TASK REQUIREMENTS: Retype the records from the line with "List every element" to the line with "filter-vent-slots <box>616 418 645 513</box>", keeping every character unchanged.

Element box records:
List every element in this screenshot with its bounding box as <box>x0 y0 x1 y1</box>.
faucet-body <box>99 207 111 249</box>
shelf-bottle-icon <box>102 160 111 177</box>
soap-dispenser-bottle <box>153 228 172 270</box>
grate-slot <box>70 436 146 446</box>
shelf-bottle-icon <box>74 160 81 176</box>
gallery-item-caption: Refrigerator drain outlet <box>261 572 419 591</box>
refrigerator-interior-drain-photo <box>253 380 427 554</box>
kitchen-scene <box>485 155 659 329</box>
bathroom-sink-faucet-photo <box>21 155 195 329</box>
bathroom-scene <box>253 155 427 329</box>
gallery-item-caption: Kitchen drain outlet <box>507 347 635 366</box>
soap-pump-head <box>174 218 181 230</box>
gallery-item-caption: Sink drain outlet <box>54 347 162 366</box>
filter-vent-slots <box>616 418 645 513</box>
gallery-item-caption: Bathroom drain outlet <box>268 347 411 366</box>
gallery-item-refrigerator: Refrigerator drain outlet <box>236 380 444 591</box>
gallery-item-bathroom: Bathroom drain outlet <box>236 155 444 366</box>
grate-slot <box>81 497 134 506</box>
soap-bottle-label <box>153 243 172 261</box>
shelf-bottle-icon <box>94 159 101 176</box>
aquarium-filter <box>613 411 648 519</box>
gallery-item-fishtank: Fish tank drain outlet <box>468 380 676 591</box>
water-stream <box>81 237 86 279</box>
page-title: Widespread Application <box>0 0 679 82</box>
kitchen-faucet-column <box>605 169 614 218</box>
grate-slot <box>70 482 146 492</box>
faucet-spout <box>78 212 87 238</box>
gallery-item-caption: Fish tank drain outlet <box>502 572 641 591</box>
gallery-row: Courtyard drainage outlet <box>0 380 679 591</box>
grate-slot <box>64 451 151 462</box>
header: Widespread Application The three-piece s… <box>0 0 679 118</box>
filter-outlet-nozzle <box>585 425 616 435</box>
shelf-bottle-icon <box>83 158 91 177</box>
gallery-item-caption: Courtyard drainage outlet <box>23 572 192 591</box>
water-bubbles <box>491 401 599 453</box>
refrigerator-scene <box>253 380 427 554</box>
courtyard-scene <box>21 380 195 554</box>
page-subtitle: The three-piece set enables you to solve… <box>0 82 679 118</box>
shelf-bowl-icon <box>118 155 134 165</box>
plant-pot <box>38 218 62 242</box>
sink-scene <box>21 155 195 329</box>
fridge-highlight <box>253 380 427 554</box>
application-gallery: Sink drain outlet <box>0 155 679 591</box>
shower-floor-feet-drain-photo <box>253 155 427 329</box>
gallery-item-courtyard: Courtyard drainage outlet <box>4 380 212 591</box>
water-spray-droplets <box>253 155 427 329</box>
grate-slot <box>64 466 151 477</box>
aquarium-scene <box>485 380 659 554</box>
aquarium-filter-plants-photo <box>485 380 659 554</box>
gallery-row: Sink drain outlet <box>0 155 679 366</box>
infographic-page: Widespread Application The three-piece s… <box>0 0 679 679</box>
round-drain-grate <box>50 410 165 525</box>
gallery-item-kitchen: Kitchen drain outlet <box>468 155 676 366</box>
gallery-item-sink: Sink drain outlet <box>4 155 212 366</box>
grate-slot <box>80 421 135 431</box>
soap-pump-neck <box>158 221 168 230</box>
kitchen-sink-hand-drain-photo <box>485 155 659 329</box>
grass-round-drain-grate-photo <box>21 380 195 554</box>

...

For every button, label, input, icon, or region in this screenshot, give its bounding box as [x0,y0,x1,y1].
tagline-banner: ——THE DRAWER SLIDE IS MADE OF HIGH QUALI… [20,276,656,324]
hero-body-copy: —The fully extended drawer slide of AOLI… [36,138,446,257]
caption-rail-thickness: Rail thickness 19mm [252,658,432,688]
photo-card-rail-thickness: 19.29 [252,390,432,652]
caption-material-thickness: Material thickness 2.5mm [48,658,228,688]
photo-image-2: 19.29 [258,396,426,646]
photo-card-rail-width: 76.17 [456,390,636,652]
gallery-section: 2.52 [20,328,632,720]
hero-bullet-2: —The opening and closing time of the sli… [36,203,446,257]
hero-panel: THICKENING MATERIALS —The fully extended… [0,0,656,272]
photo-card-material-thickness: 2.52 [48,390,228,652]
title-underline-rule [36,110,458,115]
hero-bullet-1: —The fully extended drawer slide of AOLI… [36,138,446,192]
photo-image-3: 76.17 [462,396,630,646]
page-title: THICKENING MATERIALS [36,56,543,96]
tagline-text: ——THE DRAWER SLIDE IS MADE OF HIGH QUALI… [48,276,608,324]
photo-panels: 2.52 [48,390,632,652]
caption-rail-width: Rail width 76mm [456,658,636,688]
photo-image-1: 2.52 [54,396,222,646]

ANSWER TO THIS PROBLEM:
List every element in this screenshot with its bounding box as <box>x0 y0 x1 y1</box>.
faucet-body <box>99 207 111 249</box>
shelf-bottle-icon <box>102 160 111 177</box>
soap-dispenser-bottle <box>153 228 172 270</box>
grate-slot <box>70 436 146 446</box>
shelf-bottle-icon <box>74 160 81 176</box>
gallery-item-caption: Refrigerator drain outlet <box>261 572 419 591</box>
refrigerator-interior-drain-photo <box>253 380 427 554</box>
kitchen-scene <box>485 155 659 329</box>
bathroom-sink-faucet-photo <box>21 155 195 329</box>
bathroom-scene <box>253 155 427 329</box>
gallery-item-caption: Kitchen drain outlet <box>507 347 635 366</box>
soap-pump-head <box>174 218 181 230</box>
gallery-item-caption: Sink drain outlet <box>54 347 162 366</box>
filter-vent-slots <box>616 418 645 513</box>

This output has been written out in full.